Exercise description
How many lines hold the string "Threads"? Reply with the number alone.

******************************

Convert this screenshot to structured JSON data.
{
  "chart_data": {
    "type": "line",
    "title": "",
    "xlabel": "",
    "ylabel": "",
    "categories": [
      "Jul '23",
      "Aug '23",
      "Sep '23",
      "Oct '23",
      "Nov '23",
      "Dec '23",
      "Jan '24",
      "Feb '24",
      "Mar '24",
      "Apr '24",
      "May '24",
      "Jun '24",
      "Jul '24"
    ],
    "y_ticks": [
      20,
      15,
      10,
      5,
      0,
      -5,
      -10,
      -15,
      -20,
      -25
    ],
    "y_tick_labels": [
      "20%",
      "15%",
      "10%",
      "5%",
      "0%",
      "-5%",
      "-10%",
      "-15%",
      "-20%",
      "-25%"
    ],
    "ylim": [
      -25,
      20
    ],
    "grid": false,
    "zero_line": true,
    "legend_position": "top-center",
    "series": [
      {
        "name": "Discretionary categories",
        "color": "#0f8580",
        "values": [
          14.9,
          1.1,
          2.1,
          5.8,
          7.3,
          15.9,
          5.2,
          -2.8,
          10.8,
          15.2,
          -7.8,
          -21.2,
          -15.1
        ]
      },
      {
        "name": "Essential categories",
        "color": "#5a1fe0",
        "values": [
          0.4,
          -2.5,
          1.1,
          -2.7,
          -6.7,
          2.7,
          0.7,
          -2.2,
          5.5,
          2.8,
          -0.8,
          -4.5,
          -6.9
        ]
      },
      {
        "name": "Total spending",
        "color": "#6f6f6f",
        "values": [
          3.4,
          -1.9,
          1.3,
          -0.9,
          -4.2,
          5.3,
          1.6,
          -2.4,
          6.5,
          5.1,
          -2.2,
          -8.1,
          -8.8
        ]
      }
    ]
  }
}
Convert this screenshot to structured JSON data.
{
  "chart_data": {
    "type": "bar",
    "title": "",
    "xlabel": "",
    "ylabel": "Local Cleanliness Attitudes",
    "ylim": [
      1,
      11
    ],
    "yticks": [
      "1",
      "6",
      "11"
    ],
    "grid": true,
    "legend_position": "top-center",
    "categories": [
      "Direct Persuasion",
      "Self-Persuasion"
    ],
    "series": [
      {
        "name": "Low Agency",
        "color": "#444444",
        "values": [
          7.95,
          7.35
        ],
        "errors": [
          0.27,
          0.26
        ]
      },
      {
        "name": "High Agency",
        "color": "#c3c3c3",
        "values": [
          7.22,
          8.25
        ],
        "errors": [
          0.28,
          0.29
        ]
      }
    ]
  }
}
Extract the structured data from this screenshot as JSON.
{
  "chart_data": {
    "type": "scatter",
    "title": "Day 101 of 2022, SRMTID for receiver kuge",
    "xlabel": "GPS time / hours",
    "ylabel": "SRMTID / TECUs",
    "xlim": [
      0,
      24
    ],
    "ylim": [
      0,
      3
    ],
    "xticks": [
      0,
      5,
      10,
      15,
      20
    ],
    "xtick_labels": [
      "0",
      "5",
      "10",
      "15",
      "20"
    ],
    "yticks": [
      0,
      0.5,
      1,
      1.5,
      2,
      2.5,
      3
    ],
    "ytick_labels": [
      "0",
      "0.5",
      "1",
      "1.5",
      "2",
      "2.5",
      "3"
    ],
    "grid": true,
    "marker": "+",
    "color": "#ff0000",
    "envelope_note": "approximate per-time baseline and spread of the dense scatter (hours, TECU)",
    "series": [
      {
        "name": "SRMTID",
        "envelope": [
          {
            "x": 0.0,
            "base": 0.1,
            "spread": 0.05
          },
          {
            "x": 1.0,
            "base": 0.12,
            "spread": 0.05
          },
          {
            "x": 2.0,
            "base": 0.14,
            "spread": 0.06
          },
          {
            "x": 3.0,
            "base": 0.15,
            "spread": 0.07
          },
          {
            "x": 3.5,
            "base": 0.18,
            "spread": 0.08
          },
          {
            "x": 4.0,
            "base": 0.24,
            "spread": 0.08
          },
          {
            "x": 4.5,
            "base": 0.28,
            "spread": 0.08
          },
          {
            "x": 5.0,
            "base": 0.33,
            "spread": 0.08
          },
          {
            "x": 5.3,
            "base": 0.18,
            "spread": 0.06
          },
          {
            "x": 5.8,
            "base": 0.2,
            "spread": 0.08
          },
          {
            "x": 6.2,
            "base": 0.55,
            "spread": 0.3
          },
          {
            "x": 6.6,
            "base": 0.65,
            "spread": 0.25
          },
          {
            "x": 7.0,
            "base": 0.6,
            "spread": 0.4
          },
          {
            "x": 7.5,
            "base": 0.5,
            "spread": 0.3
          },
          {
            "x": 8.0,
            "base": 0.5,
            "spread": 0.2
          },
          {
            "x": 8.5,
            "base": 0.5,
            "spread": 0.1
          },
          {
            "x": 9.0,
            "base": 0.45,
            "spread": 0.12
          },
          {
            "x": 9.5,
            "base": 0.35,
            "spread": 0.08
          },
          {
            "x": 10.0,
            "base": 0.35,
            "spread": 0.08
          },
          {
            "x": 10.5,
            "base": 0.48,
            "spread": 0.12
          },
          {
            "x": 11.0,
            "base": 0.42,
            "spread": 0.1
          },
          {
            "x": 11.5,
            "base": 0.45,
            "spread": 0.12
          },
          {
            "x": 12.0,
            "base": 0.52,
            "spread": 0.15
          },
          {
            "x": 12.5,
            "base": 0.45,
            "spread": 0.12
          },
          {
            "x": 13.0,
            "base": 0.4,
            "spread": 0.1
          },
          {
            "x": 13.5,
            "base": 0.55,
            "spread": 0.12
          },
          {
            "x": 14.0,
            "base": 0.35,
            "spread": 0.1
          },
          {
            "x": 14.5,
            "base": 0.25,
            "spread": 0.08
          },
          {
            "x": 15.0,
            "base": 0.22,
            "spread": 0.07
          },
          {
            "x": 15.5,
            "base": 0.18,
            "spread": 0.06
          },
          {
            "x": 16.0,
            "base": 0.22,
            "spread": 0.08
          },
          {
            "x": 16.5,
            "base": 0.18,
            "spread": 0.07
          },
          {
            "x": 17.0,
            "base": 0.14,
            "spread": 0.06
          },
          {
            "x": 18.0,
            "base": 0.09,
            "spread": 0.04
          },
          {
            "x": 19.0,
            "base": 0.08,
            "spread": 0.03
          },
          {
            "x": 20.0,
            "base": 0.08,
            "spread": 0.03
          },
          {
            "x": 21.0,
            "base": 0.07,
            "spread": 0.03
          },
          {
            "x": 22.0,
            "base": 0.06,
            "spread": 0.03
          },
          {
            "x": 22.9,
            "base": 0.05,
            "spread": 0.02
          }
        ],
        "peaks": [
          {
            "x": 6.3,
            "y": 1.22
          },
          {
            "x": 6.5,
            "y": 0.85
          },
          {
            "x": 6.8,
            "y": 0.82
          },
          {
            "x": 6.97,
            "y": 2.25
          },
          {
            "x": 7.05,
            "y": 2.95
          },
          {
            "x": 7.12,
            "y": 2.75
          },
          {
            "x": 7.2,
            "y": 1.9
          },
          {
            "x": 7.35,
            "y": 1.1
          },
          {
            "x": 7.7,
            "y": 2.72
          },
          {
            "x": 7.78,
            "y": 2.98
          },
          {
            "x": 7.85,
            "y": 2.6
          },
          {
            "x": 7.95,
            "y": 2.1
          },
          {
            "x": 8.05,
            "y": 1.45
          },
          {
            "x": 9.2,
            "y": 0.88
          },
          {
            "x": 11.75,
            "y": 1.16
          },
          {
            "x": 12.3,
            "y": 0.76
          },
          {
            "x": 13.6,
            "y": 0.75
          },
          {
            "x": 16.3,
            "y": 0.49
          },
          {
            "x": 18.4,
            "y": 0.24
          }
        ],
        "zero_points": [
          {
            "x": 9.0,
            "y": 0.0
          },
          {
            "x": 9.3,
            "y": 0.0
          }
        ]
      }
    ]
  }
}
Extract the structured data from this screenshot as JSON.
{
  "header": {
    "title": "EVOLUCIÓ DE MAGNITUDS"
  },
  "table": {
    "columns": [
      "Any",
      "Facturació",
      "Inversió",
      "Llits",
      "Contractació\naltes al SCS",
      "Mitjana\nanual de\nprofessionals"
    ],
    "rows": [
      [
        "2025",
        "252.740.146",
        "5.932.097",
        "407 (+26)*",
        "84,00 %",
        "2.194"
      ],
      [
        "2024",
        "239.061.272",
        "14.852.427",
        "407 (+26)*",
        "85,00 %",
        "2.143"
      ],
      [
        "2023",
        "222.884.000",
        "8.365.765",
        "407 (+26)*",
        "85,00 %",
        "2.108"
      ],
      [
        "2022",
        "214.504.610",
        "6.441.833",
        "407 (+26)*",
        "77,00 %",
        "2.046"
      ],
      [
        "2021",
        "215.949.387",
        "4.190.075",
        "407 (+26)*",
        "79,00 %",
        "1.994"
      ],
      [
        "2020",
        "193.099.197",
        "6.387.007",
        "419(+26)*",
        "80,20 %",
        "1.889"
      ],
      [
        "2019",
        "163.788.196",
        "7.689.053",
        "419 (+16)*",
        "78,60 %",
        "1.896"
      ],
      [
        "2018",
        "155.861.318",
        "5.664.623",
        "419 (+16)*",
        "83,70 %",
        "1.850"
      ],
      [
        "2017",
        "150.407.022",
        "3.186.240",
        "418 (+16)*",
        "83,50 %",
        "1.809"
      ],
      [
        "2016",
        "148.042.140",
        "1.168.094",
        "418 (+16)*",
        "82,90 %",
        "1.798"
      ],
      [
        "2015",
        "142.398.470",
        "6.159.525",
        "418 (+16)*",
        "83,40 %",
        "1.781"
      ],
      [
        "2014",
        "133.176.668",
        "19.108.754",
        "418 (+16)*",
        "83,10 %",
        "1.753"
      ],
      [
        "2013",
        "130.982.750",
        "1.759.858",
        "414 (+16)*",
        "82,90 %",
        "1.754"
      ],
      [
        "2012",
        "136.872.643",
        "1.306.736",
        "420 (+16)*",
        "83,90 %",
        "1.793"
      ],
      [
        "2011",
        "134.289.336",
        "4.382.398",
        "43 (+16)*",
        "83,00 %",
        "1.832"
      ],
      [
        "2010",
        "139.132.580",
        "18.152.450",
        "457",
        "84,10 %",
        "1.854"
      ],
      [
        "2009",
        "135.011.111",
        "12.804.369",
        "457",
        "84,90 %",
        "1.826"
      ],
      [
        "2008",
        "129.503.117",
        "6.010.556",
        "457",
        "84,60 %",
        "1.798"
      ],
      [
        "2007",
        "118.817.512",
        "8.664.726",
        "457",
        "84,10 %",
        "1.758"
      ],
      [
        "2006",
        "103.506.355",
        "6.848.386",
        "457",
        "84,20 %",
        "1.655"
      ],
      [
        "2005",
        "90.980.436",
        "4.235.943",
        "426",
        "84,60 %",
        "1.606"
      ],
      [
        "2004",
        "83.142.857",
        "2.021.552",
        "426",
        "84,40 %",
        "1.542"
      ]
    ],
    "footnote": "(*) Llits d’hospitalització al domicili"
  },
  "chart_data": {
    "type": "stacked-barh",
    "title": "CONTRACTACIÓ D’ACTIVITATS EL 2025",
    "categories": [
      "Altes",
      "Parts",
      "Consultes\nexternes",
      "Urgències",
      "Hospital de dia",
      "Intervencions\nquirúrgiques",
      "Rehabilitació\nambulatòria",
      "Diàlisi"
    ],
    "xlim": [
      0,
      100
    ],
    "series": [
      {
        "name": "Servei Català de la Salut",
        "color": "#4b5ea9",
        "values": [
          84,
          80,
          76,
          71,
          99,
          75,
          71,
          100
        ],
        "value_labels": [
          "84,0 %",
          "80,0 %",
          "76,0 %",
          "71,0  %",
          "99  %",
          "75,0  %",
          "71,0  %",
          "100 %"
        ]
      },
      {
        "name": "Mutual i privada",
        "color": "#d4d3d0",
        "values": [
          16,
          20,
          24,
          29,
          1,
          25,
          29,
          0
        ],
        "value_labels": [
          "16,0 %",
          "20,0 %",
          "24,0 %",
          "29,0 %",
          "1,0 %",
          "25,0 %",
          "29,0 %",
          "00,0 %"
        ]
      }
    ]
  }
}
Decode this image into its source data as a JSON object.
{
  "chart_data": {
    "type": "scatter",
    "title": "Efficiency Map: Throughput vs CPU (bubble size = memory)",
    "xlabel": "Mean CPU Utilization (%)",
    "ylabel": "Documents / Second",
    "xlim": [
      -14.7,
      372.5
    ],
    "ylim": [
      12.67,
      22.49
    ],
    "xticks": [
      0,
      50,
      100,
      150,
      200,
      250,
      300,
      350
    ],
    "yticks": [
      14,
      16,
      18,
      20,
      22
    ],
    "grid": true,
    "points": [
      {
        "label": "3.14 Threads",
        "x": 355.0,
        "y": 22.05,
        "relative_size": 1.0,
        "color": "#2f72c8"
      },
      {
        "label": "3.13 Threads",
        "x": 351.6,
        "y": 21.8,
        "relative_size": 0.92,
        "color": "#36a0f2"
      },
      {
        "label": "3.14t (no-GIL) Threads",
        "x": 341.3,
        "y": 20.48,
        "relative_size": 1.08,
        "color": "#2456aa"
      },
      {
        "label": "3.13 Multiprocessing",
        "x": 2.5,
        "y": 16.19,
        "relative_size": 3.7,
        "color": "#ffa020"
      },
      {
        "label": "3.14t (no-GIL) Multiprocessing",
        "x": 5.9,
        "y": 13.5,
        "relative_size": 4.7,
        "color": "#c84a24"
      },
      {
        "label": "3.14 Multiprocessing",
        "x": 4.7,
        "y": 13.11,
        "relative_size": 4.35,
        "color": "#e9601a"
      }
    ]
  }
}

******************************

Answer to the task
3